▸ **Do this**
Write the records below out in full, character for character, with no pictures.

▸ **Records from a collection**
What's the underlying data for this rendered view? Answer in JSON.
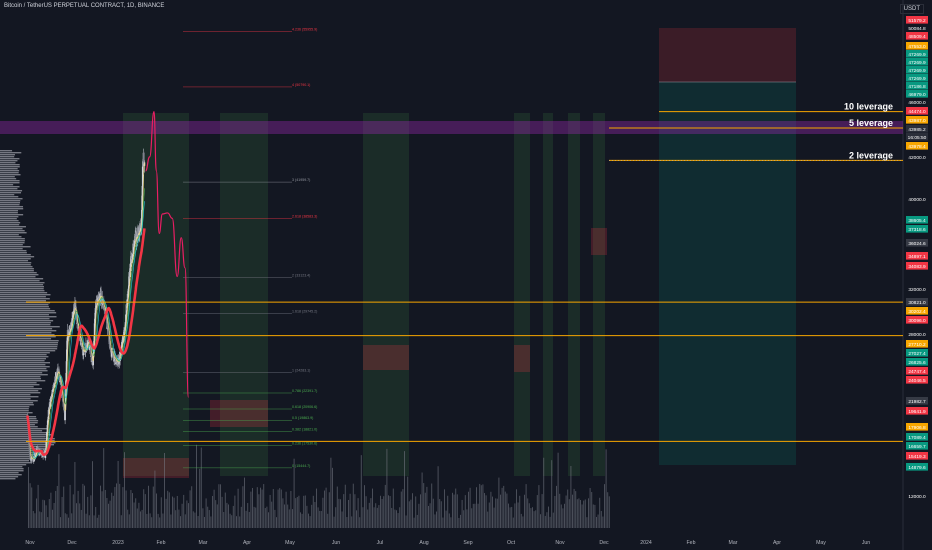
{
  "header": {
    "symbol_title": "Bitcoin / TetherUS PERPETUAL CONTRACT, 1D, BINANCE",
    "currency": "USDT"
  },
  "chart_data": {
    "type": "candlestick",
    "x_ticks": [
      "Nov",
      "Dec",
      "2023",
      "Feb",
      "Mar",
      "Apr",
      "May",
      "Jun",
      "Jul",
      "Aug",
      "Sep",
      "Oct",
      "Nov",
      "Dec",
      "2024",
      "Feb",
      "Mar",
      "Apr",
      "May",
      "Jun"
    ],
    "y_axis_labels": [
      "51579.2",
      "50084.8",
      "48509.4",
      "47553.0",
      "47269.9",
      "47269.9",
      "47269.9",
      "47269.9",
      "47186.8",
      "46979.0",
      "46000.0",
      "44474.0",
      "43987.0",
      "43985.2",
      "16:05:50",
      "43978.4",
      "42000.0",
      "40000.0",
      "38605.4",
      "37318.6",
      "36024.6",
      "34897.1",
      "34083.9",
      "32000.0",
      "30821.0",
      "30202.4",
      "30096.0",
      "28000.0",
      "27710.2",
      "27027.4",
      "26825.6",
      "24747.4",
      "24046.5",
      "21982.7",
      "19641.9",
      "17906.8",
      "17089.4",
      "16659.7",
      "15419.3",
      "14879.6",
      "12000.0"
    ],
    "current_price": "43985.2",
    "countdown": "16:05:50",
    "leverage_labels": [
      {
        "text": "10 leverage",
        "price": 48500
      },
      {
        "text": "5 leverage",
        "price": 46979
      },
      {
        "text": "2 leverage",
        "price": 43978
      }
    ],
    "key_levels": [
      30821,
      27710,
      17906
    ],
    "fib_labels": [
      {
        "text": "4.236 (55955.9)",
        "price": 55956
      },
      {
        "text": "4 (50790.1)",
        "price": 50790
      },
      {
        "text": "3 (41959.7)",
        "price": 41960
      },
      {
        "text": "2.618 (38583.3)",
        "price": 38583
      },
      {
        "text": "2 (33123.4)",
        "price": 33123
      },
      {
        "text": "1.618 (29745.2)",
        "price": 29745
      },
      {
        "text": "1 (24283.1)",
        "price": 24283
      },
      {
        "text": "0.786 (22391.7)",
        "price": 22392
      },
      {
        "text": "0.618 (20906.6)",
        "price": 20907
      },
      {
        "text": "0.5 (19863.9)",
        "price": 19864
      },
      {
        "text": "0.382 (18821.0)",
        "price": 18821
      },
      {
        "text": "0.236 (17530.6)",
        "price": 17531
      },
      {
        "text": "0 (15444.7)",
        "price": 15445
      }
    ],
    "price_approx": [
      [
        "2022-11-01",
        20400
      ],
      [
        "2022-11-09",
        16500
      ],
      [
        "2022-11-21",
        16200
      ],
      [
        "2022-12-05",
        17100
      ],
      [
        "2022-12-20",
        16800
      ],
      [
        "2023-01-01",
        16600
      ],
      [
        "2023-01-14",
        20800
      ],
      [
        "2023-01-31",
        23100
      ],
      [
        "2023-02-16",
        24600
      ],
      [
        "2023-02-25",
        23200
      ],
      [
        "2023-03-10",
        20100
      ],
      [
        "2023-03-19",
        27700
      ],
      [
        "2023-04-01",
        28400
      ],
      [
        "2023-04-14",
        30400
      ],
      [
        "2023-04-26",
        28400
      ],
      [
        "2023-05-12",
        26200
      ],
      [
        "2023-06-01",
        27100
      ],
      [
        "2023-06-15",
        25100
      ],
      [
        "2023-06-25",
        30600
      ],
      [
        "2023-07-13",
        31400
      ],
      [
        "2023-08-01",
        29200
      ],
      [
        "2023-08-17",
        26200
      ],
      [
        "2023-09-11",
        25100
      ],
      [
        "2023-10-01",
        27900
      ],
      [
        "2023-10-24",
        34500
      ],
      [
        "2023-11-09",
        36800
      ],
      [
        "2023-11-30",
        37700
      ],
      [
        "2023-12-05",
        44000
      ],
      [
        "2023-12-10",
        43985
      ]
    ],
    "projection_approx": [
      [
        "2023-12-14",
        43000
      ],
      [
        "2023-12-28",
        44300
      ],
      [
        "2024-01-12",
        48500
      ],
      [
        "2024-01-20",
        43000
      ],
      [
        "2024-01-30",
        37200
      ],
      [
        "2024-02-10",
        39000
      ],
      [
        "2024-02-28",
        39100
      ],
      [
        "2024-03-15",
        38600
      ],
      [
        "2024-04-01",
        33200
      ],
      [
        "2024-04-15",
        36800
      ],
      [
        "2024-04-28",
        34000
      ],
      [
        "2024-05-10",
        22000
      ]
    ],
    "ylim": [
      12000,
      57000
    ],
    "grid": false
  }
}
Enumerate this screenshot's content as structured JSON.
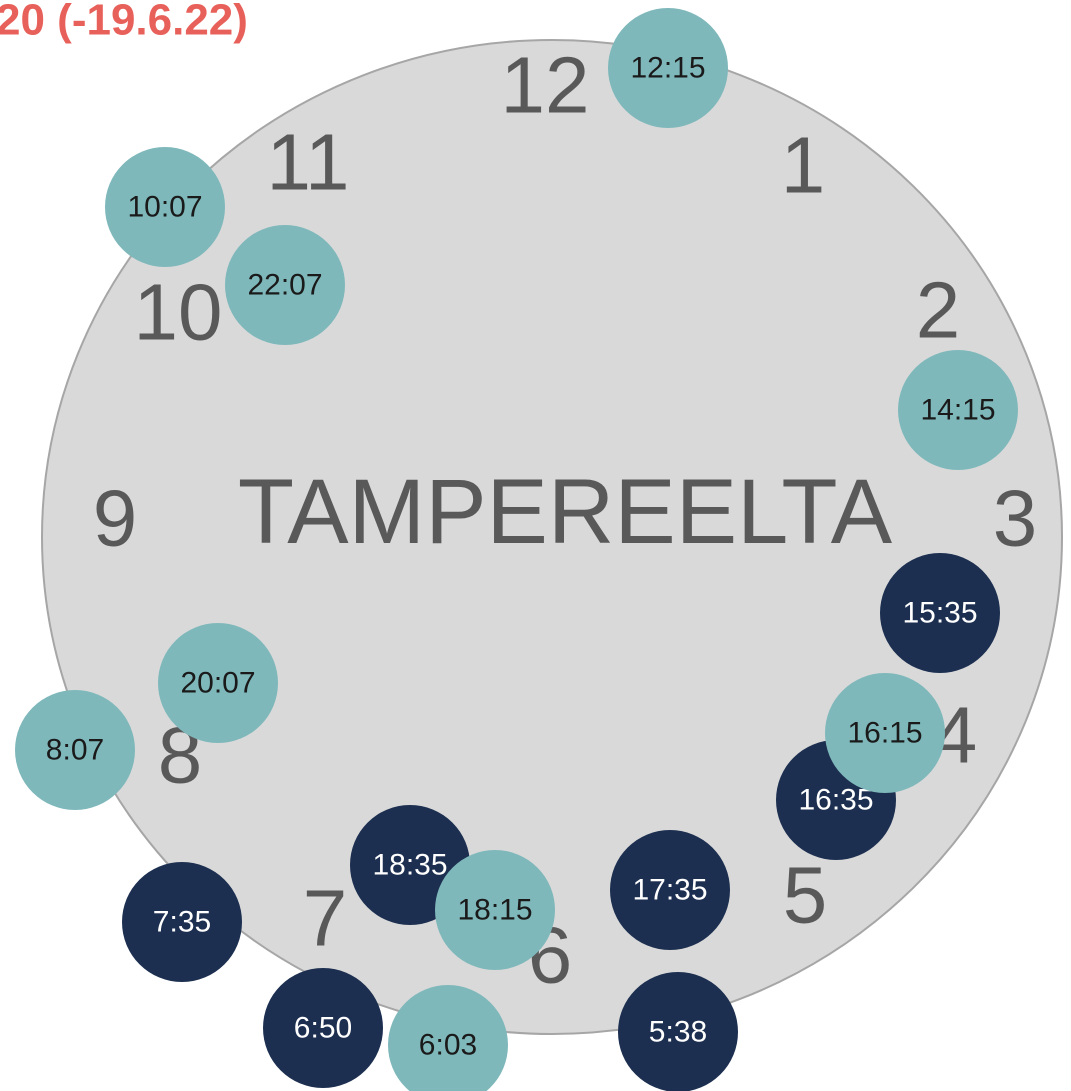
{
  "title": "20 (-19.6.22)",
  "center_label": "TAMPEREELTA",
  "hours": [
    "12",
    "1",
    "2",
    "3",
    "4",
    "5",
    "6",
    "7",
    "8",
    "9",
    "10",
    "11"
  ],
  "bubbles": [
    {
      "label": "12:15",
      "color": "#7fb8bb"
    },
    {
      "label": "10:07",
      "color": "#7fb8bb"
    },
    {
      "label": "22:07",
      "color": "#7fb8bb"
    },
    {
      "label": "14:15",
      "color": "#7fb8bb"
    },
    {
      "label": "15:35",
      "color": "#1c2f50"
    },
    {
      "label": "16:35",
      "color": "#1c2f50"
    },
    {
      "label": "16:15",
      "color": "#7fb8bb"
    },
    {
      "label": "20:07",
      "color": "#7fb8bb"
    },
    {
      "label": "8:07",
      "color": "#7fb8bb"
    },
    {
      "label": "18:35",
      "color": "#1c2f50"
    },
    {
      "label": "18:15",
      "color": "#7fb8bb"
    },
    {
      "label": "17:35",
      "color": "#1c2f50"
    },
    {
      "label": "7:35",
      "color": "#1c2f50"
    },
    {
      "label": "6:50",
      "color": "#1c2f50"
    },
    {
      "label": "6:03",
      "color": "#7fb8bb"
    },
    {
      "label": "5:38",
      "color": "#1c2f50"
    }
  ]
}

▸ **Complete response**
What's the underlying data for this rendered view? Answer in JSON.
{
  "header": {
    "symbol_title": "Bitcoin / TetherUS PERPETUAL CONTRACT, 1D, BINANCE",
    "currency": "USDT"
  },
  "chart_data": {
    "type": "candlestick",
    "x_ticks": [
      "Nov",
      "Dec",
      "2023",
      "Feb",
      "Mar",
      "Apr",
      "May",
      "Jun",
      "Jul",
      "Aug",
      "Sep",
      "Oct",
      "Nov",
      "Dec",
      "2024",
      "Feb",
      "Mar",
      "Apr",
      "May",
      "Jun"
    ],
    "y_axis_labels": [
      "51579.2",
      "50084.8",
      "48509.4",
      "47553.0",
      "47269.9",
      "47269.9",
      "47269.9",
      "47269.9",
      "47186.8",
      "46979.0",
      "46000.0",
      "44474.0",
      "43987.0",
      "43985.2",
      "16:05:50",
      "43978.4",
      "42000.0",
      "40000.0",
      "38605.4",
      "37318.6",
      "36024.6",
      "34897.1",
      "34083.9",
      "32000.0",
      "30821.0",
      "30202.4",
      "30096.0",
      "28000.0",
      "27710.2",
      "27027.4",
      "26825.6",
      "24747.4",
      "24046.5",
      "21982.7",
      "19641.9",
      "17906.8",
      "17089.4",
      "16659.7",
      "15419.3",
      "14879.6",
      "12000.0"
    ],
    "current_price": "43985.2",
    "countdown": "16:05:50",
    "leverage_labels": [
      {
        "text": "10 leverage",
        "price": 48500
      },
      {
        "text": "5 leverage",
        "price": 46979
      },
      {
        "text": "2 leverage",
        "price": 43978
      }
    ],
    "key_levels": [
      30821,
      27710,
      17906
    ],
    "fib_labels": [
      {
        "text": "4.236 (55955.9)",
        "price": 55956
      },
      {
        "text": "4 (50790.1)",
        "price": 50790
      },
      {
        "text": "3 (41959.7)",
        "price": 41960
      },
      {
        "text": "2.618 (38583.3)",
        "price": 38583
      },
      {
        "text": "2 (33123.4)",
        "price": 33123
      },
      {
        "text": "1.618 (29745.2)",
        "price": 29745
      },
      {
        "text": "1 (24283.1)",
        "price": 24283
      },
      {
        "text": "0.786 (22391.7)",
        "price": 22392
      },
      {
        "text": "0.618 (20906.6)",
        "price": 20907
      },
      {
        "text": "0.5 (19863.9)",
        "price": 19864
      },
      {
        "text": "0.382 (18821.0)",
        "price": 18821
      },
      {
        "text": "0.236 (17530.6)",
        "price": 17531
      },
      {
        "text": "0 (15444.7)",
        "price": 15445
      }
    ],
    "price_approx": [
      [
        "2022-11-01",
        20400
      ],
      [
        "2022-11-09",
        16500
      ],
      [
        "2022-11-21",
        16200
      ],
      [
        "2022-12-05",
        17100
      ],
      [
        "2022-12-20",
        16800
      ],
      [
        "2023-01-01",
        16600
      ],
      [
        "2023-01-14",
        20800
      ],
      [
        "2023-01-31",
        23100
      ],
      [
        "2023-02-16",
        24600
      ],
      [
        "2023-02-25",
        23200
      ],
      [
        "2023-03-10",
        20100
      ],
      [
        "2023-03-19",
        27700
      ],
      [
        "2023-04-01",
        28400
      ],
      [
        "2023-04-14",
        30400
      ],
      [
        "2023-04-26",
        28400
      ],
      [
        "2023-05-12",
        26200
      ],
      [
        "2023-06-01",
        27100
      ],
      [
        "2023-06-15",
        25100
      ],
      [
        "2023-06-25",
        30600
      ],
      [
        "2023-07-13",
        31400
      ],
      [
        "2023-08-01",
        29200
      ],
      [
        "2023-08-17",
        26200
      ],
      [
        "2023-09-11",
        25100
      ],
      [
        "2023-10-01",
        27900
      ],
      [
        "2023-10-24",
        34500
      ],
      [
        "2023-11-09",
        36800
      ],
      [
        "2023-11-30",
        37700
      ],
      [
        "2023-12-05",
        44000
      ],
      [
        "2023-12-10",
        43985
      ]
    ],
    "projection_approx": [
      [
        "2023-12-14",
        43000
      ],
      [
        "2023-12-28",
        44300
      ],
      [
        "2024-01-12",
        48500
      ],
      [
        "2024-01-20",
        43000
      ],
      [
        "2024-01-30",
        37200
      ],
      [
        "2024-02-10",
        39000
      ],
      [
        "2024-02-28",
        39100
      ],
      [
        "2024-03-15",
        38600
      ],
      [
        "2024-04-01",
        33200
      ],
      [
        "2024-04-15",
        36800
      ],
      [
        "2024-04-28",
        34000
      ],
      [
        "2024-05-10",
        22000
      ]
    ],
    "ylim": [
      12000,
      57000
    ],
    "grid": false
  }
}
Enumerate this screenshot's content as structured JSON.
{
  "title": "20 (-19.6.22)",
  "center_label": "TAMPEREELTA",
  "hours": [
    "12",
    "1",
    "2",
    "3",
    "4",
    "5",
    "6",
    "7",
    "8",
    "9",
    "10",
    "11"
  ],
  "bubbles": [
    {
      "label": "12:15",
      "color": "#7fb8bb"
    },
    {
      "label": "10:07",
      "color": "#7fb8bb"
    },
    {
      "label": "22:07",
      "color": "#7fb8bb"
    },
    {
      "label": "14:15",
      "color": "#7fb8bb"
    },
    {
      "label": "15:35",
      "color": "#1c2f50"
    },
    {
      "label": "16:35",
      "color": "#1c2f50"
    },
    {
      "label": "16:15",
      "color": "#7fb8bb"
    },
    {
      "label": "20:07",
      "color": "#7fb8bb"
    },
    {
      "label": "8:07",
      "color": "#7fb8bb"
    },
    {
      "label": "18:35",
      "color": "#1c2f50"
    },
    {
      "label": "18:15",
      "color": "#7fb8bb"
    },
    {
      "label": "17:35",
      "color": "#1c2f50"
    },
    {
      "label": "7:35",
      "color": "#1c2f50"
    },
    {
      "label": "6:50",
      "color": "#1c2f50"
    },
    {
      "label": "6:03",
      "color": "#7fb8bb"
    },
    {
      "label": "5:38",
      "color": "#1c2f50"
    }
  ]
}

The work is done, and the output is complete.